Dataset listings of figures
#####
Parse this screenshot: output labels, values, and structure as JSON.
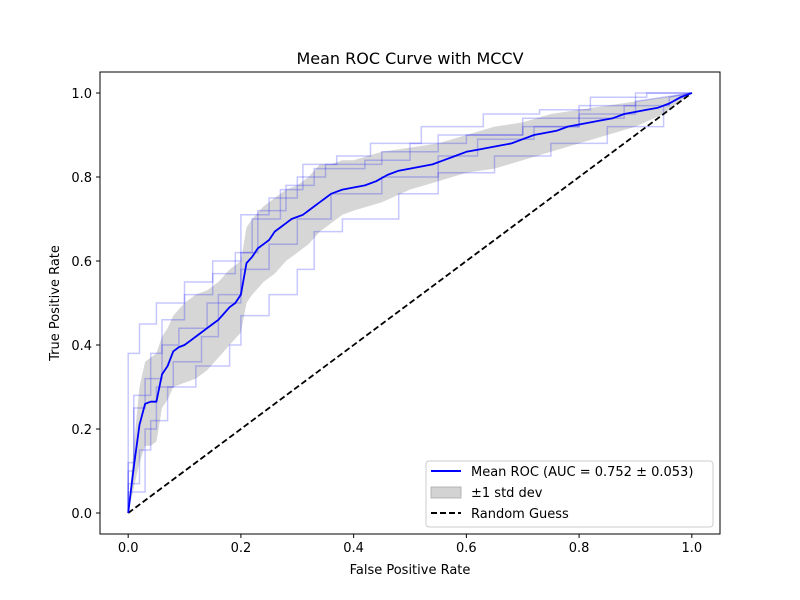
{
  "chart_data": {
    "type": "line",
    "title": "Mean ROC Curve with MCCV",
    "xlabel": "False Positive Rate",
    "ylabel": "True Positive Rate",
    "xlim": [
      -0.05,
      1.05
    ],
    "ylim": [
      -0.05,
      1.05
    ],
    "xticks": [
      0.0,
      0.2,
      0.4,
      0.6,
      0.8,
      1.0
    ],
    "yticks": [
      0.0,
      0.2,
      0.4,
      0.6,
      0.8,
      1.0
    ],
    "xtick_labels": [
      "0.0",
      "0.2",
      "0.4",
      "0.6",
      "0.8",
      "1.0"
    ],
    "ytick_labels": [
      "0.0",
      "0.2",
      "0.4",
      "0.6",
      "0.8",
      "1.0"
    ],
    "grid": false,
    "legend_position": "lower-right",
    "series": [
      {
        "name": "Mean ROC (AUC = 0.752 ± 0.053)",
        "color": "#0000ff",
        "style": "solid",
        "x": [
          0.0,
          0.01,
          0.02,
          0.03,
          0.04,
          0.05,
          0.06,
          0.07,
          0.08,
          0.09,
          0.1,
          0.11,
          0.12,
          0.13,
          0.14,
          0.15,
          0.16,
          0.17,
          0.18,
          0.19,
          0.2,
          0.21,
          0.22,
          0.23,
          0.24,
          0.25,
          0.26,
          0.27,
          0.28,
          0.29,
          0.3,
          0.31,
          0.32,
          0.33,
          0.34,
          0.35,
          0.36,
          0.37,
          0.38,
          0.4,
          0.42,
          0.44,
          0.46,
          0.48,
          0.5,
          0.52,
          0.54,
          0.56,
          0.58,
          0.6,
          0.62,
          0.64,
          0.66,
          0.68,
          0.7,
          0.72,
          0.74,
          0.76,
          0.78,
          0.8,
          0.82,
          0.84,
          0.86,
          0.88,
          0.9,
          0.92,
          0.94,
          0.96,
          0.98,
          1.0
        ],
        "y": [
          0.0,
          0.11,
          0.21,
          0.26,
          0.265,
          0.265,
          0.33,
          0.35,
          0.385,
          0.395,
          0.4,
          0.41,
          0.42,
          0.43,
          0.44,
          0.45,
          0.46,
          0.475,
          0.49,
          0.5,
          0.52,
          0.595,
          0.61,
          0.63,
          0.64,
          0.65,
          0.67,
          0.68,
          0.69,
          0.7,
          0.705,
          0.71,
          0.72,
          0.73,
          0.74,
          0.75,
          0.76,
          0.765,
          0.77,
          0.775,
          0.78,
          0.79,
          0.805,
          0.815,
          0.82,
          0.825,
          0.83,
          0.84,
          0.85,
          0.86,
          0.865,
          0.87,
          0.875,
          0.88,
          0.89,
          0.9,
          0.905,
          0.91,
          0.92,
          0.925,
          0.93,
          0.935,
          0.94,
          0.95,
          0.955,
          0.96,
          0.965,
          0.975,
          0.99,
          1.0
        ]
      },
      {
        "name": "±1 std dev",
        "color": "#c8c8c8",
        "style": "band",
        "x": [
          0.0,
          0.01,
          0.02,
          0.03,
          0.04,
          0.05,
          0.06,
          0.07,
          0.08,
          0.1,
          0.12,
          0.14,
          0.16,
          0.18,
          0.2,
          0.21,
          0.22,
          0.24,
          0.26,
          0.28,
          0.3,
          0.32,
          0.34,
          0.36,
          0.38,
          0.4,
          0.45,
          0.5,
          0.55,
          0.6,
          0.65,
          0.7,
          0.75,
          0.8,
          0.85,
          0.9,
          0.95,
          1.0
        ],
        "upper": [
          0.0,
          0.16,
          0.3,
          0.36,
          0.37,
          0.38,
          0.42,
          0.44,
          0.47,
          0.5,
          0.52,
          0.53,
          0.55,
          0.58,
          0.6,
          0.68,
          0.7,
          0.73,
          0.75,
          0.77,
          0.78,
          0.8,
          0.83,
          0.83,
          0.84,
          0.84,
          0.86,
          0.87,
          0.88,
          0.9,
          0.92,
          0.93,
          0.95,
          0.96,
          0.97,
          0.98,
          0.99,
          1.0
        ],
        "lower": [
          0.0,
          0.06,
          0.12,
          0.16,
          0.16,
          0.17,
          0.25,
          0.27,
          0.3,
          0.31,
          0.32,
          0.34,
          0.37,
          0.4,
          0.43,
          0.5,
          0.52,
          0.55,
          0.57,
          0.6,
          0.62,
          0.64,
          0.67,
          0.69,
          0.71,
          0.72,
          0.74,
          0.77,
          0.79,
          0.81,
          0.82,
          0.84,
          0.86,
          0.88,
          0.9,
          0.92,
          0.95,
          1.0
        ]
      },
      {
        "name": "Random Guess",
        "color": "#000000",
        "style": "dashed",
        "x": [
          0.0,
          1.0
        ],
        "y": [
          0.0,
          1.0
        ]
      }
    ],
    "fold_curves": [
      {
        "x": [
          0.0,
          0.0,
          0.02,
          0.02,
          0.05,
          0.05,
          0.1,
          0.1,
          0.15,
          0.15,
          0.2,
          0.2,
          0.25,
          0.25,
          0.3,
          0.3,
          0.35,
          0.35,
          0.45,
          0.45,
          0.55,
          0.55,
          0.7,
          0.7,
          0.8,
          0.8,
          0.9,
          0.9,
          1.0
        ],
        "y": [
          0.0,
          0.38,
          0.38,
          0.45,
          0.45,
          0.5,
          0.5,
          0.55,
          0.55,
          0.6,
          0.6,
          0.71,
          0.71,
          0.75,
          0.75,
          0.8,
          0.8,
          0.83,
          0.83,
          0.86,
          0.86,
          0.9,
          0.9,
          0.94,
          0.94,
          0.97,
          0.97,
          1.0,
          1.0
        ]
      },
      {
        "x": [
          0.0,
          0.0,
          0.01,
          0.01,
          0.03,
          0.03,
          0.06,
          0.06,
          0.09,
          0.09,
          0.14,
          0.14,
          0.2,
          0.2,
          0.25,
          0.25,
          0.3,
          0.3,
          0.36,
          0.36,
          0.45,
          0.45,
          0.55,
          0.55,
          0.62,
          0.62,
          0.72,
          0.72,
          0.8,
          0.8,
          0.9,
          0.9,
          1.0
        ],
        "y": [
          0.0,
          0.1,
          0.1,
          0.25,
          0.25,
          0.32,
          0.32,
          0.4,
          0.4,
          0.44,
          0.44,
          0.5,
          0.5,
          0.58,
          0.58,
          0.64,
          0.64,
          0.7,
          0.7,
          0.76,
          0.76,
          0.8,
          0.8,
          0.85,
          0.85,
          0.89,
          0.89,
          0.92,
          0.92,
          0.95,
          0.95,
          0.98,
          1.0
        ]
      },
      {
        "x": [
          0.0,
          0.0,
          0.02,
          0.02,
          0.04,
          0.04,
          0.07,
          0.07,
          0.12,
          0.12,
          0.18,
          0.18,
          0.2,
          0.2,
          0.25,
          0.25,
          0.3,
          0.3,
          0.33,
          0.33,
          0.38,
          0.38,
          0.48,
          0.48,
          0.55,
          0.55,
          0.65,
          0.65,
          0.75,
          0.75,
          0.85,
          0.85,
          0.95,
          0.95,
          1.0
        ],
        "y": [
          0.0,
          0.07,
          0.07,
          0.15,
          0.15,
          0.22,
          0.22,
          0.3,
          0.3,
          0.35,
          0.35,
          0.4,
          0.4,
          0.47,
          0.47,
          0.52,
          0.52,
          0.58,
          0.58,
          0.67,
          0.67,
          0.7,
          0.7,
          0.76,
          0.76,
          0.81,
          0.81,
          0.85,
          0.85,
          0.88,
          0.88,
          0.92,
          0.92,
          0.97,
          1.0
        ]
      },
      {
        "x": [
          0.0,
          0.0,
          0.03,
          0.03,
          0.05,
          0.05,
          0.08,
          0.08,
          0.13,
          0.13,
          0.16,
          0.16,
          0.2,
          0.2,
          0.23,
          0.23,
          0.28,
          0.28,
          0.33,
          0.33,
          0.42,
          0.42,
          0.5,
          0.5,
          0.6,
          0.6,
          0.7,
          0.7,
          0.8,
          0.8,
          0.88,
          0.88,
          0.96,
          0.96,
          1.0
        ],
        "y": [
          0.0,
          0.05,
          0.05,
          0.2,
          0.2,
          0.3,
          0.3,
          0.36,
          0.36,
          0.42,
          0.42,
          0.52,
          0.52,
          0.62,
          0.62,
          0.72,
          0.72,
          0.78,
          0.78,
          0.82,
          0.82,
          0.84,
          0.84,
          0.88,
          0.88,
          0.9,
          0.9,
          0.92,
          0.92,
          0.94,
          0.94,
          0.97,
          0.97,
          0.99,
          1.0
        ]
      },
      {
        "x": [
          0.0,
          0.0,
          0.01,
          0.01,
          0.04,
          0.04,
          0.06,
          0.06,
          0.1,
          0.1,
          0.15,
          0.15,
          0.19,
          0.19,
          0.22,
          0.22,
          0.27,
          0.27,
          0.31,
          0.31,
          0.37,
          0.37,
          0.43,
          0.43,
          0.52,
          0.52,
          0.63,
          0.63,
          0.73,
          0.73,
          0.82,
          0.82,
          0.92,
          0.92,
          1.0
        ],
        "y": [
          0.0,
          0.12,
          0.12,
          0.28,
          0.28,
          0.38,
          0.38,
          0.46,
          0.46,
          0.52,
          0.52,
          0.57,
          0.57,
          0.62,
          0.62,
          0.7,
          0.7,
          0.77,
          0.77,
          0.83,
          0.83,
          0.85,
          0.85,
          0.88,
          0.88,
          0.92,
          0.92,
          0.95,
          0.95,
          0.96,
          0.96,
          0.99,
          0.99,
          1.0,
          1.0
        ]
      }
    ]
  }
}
#####
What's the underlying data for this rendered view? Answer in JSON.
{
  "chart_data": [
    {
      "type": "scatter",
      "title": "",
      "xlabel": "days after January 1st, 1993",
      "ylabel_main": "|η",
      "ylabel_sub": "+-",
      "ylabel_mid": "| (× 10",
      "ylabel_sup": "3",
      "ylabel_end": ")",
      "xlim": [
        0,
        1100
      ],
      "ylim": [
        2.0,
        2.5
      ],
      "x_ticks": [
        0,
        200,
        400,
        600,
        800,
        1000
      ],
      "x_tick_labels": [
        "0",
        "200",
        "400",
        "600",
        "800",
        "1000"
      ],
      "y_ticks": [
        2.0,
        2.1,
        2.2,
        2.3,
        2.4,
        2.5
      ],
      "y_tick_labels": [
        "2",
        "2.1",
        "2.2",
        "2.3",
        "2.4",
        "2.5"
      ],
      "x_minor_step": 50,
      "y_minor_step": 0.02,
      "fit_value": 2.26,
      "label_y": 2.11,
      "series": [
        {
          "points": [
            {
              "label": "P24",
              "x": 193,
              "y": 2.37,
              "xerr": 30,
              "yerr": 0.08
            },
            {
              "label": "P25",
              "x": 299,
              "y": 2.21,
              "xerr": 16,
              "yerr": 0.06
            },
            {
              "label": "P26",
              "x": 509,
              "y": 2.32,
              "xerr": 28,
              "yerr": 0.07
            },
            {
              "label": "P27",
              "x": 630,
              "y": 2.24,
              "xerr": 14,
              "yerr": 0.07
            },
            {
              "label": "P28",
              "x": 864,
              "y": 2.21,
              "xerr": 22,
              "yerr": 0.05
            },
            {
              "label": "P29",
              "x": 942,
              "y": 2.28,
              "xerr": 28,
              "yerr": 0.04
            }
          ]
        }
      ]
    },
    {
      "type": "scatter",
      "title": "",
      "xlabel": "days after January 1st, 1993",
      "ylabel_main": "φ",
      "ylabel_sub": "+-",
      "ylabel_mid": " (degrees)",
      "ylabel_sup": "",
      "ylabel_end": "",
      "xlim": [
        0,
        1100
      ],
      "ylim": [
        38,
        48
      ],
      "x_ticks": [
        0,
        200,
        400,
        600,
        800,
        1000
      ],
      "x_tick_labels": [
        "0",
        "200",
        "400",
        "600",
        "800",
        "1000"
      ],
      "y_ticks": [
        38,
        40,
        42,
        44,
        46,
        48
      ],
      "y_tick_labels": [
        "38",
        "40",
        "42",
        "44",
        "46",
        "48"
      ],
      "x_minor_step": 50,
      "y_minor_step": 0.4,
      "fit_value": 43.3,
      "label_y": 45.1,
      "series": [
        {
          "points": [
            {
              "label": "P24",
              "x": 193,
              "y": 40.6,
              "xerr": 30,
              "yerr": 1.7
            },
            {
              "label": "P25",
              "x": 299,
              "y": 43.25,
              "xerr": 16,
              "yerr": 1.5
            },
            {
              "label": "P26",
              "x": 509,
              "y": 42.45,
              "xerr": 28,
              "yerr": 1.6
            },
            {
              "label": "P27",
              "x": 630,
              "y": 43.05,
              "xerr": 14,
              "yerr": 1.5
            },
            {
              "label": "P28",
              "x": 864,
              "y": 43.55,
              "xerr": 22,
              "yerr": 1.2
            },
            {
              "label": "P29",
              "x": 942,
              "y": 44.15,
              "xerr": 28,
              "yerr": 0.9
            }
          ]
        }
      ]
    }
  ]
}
#####
#### [PROBLEM]
Among the lines of the material, find those that hold the word "this" and copy them.

#### [RESULT OF THE EXERCISE]
Parse this screenshot: output labels, values, and structure as JSON.
What's the underlying data for this rendered view? Answer in JSON.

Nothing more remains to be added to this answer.